PROVIDED INFORMATION:
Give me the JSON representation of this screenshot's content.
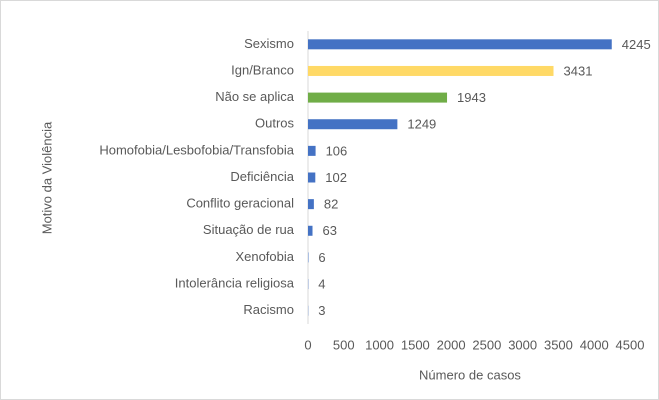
{
  "chart_data": {
    "type": "bar",
    "orientation": "horizontal",
    "categories": [
      "Sexismo",
      "Ign/Branco",
      "Não se aplica",
      "Outros",
      "Homofobia/Lesbofobia/Transfobia",
      "Deficiência",
      "Conflito geracional",
      "Situação de rua",
      "Xenofobia",
      "Intolerância religiosa",
      "Racismo"
    ],
    "values": [
      4245,
      3431,
      1943,
      1249,
      106,
      102,
      82,
      63,
      6,
      4,
      3
    ],
    "colors": [
      "#4472c4",
      "#ffd966",
      "#70ad47",
      "#4472c4",
      "#4472c4",
      "#4472c4",
      "#4472c4",
      "#4472c4",
      "#4472c4",
      "#4472c4",
      "#4472c4"
    ],
    "xlim": [
      0,
      4500
    ],
    "xticks": [
      0,
      500,
      1000,
      1500,
      2000,
      2500,
      3000,
      3500,
      4000,
      4500
    ],
    "xlabel": "Número de casos",
    "ylabel": "Motivo da Violência",
    "grid": false
  }
}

WHAT YOU ARE ASKED TO DO: Write the material out again exactly as it appears, dropping the pictures.

EXERCISE OUTPUT:
Give me the JSON representation of this screenshot's content.
{
  "chart_data": {
    "type": "bar",
    "orientation": "horizontal",
    "categories": [
      "Sexismo",
      "Ign/Branco",
      "Não se aplica",
      "Outros",
      "Homofobia/Lesbofobia/Transfobia",
      "Deficiência",
      "Conflito geracional",
      "Situação de rua",
      "Xenofobia",
      "Intolerância religiosa",
      "Racismo"
    ],
    "values": [
      4245,
      3431,
      1943,
      1249,
      106,
      102,
      82,
      63,
      6,
      4,
      3
    ],
    "colors": [
      "#4472c4",
      "#ffd966",
      "#70ad47",
      "#4472c4",
      "#4472c4",
      "#4472c4",
      "#4472c4",
      "#4472c4",
      "#4472c4",
      "#4472c4",
      "#4472c4"
    ],
    "xlim": [
      0,
      4500
    ],
    "xticks": [
      0,
      500,
      1000,
      1500,
      2000,
      2500,
      3000,
      3500,
      4000,
      4500
    ],
    "xlabel": "Número de casos",
    "ylabel": "Motivo da Violência",
    "grid": false
  }
}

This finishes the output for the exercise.